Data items
....

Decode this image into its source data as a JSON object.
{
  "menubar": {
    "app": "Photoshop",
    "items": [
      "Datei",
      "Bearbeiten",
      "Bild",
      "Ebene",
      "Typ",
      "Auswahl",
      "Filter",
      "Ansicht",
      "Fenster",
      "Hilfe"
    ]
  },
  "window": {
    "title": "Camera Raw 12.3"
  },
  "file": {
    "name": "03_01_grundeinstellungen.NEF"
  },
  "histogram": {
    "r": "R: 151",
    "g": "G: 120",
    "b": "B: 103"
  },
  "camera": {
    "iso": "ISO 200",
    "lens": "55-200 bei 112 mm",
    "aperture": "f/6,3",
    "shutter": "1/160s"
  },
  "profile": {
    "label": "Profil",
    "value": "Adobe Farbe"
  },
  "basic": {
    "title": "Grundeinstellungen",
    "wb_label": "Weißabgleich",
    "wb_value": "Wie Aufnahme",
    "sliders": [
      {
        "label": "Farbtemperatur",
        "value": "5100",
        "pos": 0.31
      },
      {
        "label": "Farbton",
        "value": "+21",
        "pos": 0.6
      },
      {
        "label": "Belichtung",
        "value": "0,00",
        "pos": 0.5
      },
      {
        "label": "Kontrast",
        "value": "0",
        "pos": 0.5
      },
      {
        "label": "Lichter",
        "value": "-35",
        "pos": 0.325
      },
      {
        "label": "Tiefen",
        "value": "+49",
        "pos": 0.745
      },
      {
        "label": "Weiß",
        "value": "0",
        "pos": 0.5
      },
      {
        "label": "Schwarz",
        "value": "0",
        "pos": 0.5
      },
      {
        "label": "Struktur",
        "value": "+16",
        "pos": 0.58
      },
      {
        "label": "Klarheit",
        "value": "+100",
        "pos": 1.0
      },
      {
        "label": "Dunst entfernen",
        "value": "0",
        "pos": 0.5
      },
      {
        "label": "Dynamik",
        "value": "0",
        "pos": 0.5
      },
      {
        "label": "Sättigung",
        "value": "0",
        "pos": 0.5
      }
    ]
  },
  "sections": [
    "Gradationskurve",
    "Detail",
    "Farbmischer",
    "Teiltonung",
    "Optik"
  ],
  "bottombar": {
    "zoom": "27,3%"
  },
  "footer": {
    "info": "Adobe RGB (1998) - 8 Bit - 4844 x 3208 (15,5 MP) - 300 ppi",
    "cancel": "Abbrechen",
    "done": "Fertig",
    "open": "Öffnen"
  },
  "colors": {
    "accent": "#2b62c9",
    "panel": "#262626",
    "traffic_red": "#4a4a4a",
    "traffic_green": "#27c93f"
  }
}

....

● SET TASK:
Copy out the data shown above without altering anything.

● EXERCISE ANSWER:
Decode this image into its source data as a JSON object.
{
  "menubar": {
    "app": "Photoshop",
    "items": [
      "Datei",
      "Bearbeiten",
      "Bild",
      "Ebene",
      "Typ",
      "Auswahl",
      "Filter",
      "Ansicht",
      "Fenster",
      "Hilfe"
    ]
  },
  "window": {
    "title": "Camera Raw 12.3"
  },
  "file": {
    "name": "03_01_grundeinstellungen.NEF"
  },
  "histogram": {
    "r": "R: 151",
    "g": "G: 120",
    "b": "B: 103"
  },
  "camera": {
    "iso": "ISO 200",
    "lens": "55-200 bei 112 mm",
    "aperture": "f/6,3",
    "shutter": "1/160s"
  },
  "profile": {
    "label": "Profil",
    "value": "Adobe Farbe"
  },
  "basic": {
    "title": "Grundeinstellungen",
    "wb_label": "Weißabgleich",
    "wb_value": "Wie Aufnahme",
    "sliders": [
      {
        "label": "Farbtemperatur",
        "value": "5100",
        "pos": 0.31
      },
      {
        "label": "Farbton",
        "value": "+21",
        "pos": 0.6
      },
      {
        "label": "Belichtung",
        "value": "0,00",
        "pos": 0.5
      },
      {
        "label": "Kontrast",
        "value": "0",
        "pos": 0.5
      },
      {
        "label": "Lichter",
        "value": "-35",
        "pos": 0.325
      },
      {
        "label": "Tiefen",
        "value": "+49",
        "pos": 0.745
      },
      {
        "label": "Weiß",
        "value": "0",
        "pos": 0.5
      },
      {
        "label": "Schwarz",
        "value": "0",
        "pos": 0.5
      },
      {
        "label": "Struktur",
        "value": "+16",
        "pos": 0.58
      },
      {
        "label": "Klarheit",
        "value": "+100",
        "pos": 1.0
      },
      {
        "label": "Dunst entfernen",
        "value": "0",
        "pos": 0.5
      },
      {
        "label": "Dynamik",
        "value": "0",
        "pos": 0.5
      },
      {
        "label": "Sättigung",
        "value": "0",
        "pos": 0.5
      }
    ]
  },
  "sections": [
    "Gradationskurve",
    "Detail",
    "Farbmischer",
    "Teiltonung",
    "Optik"
  ],
  "bottombar": {
    "zoom": "27,3%"
  },
  "footer": {
    "info": "Adobe RGB (1998) - 8 Bit - 4844 x 3208 (15,5 MP) - 300 ppi",
    "cancel": "Abbrechen",
    "done": "Fertig",
    "open": "Öffnen"
  },
  "colors": {
    "accent": "#2b62c9",
    "panel": "#262626",
    "traffic_red": "#4a4a4a",
    "traffic_green": "#27c93f"
  }
}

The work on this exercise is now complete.